Records from a collection |
::::

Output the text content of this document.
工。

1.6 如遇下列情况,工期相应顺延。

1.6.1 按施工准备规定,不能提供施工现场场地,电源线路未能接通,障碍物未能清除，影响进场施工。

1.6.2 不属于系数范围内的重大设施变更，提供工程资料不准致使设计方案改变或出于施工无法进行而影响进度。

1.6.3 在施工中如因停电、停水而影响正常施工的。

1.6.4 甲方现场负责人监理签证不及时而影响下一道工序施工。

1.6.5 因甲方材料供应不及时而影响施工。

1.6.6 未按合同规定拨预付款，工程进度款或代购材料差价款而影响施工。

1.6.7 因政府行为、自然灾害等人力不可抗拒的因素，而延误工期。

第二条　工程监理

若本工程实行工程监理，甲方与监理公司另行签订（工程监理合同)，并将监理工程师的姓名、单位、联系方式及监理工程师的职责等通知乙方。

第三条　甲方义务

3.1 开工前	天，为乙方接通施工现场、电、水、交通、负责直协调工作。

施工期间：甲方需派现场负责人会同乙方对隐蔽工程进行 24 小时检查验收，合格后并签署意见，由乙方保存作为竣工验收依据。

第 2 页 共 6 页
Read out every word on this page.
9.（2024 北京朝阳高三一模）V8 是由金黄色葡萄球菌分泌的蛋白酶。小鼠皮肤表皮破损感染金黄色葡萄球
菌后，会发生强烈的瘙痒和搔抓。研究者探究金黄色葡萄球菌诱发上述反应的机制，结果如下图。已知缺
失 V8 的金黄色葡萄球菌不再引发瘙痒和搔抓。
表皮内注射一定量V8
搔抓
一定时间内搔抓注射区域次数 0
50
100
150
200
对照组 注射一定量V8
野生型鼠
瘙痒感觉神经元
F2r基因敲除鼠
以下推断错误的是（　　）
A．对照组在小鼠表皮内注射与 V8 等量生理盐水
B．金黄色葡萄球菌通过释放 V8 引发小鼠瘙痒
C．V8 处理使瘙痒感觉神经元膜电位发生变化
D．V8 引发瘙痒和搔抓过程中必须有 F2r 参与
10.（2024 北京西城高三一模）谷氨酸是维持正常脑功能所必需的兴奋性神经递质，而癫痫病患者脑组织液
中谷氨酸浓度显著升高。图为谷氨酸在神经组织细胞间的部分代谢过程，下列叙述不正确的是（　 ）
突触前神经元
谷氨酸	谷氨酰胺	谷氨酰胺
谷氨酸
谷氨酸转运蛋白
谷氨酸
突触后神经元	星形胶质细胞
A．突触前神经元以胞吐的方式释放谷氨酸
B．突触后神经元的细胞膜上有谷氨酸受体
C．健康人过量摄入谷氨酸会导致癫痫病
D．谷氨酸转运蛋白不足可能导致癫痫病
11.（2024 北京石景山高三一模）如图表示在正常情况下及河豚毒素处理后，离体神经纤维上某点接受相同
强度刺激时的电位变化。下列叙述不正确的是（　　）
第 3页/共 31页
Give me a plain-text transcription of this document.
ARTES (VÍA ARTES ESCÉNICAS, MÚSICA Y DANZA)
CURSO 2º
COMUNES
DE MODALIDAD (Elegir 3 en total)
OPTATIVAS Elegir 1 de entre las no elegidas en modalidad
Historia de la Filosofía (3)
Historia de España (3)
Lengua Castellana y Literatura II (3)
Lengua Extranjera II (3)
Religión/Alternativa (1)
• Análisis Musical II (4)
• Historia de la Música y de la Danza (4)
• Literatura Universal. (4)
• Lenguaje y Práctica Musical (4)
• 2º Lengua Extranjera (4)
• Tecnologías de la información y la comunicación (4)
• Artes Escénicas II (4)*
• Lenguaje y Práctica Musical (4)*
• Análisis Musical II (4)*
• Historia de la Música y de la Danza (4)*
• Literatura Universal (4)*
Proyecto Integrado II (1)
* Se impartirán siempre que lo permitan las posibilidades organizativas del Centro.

::::

WRITTEN REQUEST | Nothing in the data may differ; print all of it exactly as written.

REPLY |
Output the text content of this document.
工。

1.6 如遇下列情况,工期相应顺延。

1.6.1 按施工准备规定,不能提供施工现场场地,电源线路未能接通,障碍物未能清除，影响进场施工。

1.6.2 不属于系数范围内的重大设施变更，提供工程资料不准致使设计方案改变或出于施工无法进行而影响进度。

1.6.3 在施工中如因停电、停水而影响正常施工的。

1.6.4 甲方现场负责人监理签证不及时而影响下一道工序施工。

1.6.5 因甲方材料供应不及时而影响施工。

1.6.6 未按合同规定拨预付款，工程进度款或代购材料差价款而影响施工。

1.6.7 因政府行为、自然灾害等人力不可抗拒的因素，而延误工期。

第二条　工程监理

若本工程实行工程监理，甲方与监理公司另行签订（工程监理合同)，并将监理工程师的姓名、单位、联系方式及监理工程师的职责等通知乙方。

第三条　甲方义务

3.1 开工前	天，为乙方接通施工现场、电、水、交通、负责直协调工作。

施工期间：甲方需派现场负责人会同乙方对隐蔽工程进行 24 小时检查验收，合格后并签署意见，由乙方保存作为竣工验收依据。

第 2 页 共 6 页
Read out every word on this page.
9.（2024 北京朝阳高三一模）V8 是由金黄色葡萄球菌分泌的蛋白酶。小鼠皮肤表皮破损感染金黄色葡萄球
菌后，会发生强烈的瘙痒和搔抓。研究者探究金黄色葡萄球菌诱发上述反应的机制，结果如下图。已知缺
失 V8 的金黄色葡萄球菌不再引发瘙痒和搔抓。
表皮内注射一定量V8
搔抓
一定时间内搔抓注射区域次数 0
50
100
150
200
对照组 注射一定量V8
野生型鼠
瘙痒感觉神经元
F2r基因敲除鼠
以下推断错误的是（　　）
A．对照组在小鼠表皮内注射与 V8 等量生理盐水
B．金黄色葡萄球菌通过释放 V8 引发小鼠瘙痒
C．V8 处理使瘙痒感觉神经元膜电位发生变化
D．V8 引发瘙痒和搔抓过程中必须有 F2r 参与
10.（2024 北京西城高三一模）谷氨酸是维持正常脑功能所必需的兴奋性神经递质，而癫痫病患者脑组织液
中谷氨酸浓度显著升高。图为谷氨酸在神经组织细胞间的部分代谢过程，下列叙述不正确的是（　 ）
突触前神经元
谷氨酸	谷氨酰胺	谷氨酰胺
谷氨酸
谷氨酸转运蛋白
谷氨酸
突触后神经元	星形胶质细胞
A．突触前神经元以胞吐的方式释放谷氨酸
B．突触后神经元的细胞膜上有谷氨酸受体
C．健康人过量摄入谷氨酸会导致癫痫病
D．谷氨酸转运蛋白不足可能导致癫痫病
11.（2024 北京石景山高三一模）如图表示在正常情况下及河豚毒素处理后，离体神经纤维上某点接受相同
强度刺激时的电位变化。下列叙述不正确的是（　　）
第 3页/共 31页
Give me a plain-text transcription of this document.
ARTES (VÍA ARTES ESCÉNICAS, MÚSICA Y DANZA)
CURSO 2º
COMUNES
DE MODALIDAD (Elegir 3 en total)
OPTATIVAS Elegir 1 de entre las no elegidas en modalidad
Historia de la Filosofía (3)
Historia de España (3)
Lengua Castellana y Literatura II (3)
Lengua Extranjera II (3)
Religión/Alternativa (1)
• Análisis Musical II (4)
• Historia de la Música y de la Danza (4)
• Literatura Universal. (4)
• Lenguaje y Práctica Musical (4)
• 2º Lengua Extranjera (4)
• Tecnologías de la información y la comunicación (4)
• Artes Escénicas II (4)*
• Lenguaje y Práctica Musical (4)*
• Análisis Musical II (4)*
• Historia de la Música y de la Danza (4)*
• Literatura Universal (4)*
Proyecto Integrado II (1)
* Se impartirán siempre que lo permitan las posibilidades organizativas del Centro.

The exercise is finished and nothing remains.